Exercise details » Determine the number of lines in the listing below where the string "left" occurs; answer with the number alone.

-- Start of Input data --

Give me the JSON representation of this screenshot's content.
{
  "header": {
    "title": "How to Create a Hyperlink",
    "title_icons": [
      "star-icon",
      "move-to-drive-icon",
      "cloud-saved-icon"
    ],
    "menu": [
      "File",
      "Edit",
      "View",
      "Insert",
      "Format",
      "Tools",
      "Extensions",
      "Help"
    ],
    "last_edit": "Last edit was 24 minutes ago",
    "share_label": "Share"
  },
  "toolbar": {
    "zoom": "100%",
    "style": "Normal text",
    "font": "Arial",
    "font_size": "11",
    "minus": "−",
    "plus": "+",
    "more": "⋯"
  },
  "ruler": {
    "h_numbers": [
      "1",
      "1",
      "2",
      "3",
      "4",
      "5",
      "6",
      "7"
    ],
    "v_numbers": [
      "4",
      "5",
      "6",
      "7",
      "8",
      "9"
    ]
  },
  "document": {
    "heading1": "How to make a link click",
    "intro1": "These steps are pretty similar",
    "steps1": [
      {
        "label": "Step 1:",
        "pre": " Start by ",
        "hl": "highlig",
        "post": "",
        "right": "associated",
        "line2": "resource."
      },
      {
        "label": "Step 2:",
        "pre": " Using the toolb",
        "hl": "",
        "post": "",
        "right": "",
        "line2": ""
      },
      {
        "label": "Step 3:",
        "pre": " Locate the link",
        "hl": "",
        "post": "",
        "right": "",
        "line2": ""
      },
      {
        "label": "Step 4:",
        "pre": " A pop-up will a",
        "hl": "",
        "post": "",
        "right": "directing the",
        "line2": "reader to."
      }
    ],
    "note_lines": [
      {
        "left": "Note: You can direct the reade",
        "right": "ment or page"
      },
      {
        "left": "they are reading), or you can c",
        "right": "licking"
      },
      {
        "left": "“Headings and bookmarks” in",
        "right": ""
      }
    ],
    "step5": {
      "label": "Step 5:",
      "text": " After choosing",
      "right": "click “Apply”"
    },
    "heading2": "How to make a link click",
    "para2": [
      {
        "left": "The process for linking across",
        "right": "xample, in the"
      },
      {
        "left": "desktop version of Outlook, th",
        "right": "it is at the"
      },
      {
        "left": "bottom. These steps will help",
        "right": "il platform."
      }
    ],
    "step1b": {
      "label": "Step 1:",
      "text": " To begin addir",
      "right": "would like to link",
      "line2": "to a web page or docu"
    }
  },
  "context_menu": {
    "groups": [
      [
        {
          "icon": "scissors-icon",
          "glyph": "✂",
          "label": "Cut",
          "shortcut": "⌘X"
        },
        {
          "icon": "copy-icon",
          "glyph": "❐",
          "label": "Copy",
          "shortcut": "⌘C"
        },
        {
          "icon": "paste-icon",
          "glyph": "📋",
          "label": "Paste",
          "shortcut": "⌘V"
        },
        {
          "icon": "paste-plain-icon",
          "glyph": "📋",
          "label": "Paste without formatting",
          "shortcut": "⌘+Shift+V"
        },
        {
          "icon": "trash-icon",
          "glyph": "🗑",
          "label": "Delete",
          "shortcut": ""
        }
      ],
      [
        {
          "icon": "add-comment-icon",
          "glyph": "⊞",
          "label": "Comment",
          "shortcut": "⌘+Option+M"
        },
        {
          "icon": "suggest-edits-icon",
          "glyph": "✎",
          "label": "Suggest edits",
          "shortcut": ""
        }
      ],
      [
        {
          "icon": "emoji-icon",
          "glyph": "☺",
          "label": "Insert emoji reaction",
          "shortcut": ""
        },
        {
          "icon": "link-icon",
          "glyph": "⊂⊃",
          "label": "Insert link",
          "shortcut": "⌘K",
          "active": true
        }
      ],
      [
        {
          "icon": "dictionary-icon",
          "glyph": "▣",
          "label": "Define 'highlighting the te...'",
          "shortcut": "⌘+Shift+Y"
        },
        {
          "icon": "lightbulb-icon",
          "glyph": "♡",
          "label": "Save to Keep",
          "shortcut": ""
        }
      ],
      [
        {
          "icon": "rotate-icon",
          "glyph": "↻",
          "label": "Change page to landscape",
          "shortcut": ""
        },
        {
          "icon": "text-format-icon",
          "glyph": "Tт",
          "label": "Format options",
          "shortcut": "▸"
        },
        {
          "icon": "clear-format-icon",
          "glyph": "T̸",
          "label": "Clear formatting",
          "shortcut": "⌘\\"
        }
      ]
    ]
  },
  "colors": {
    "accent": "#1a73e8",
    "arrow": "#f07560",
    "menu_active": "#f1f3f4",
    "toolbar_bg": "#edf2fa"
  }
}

-- End of Input data --

Complete response » 6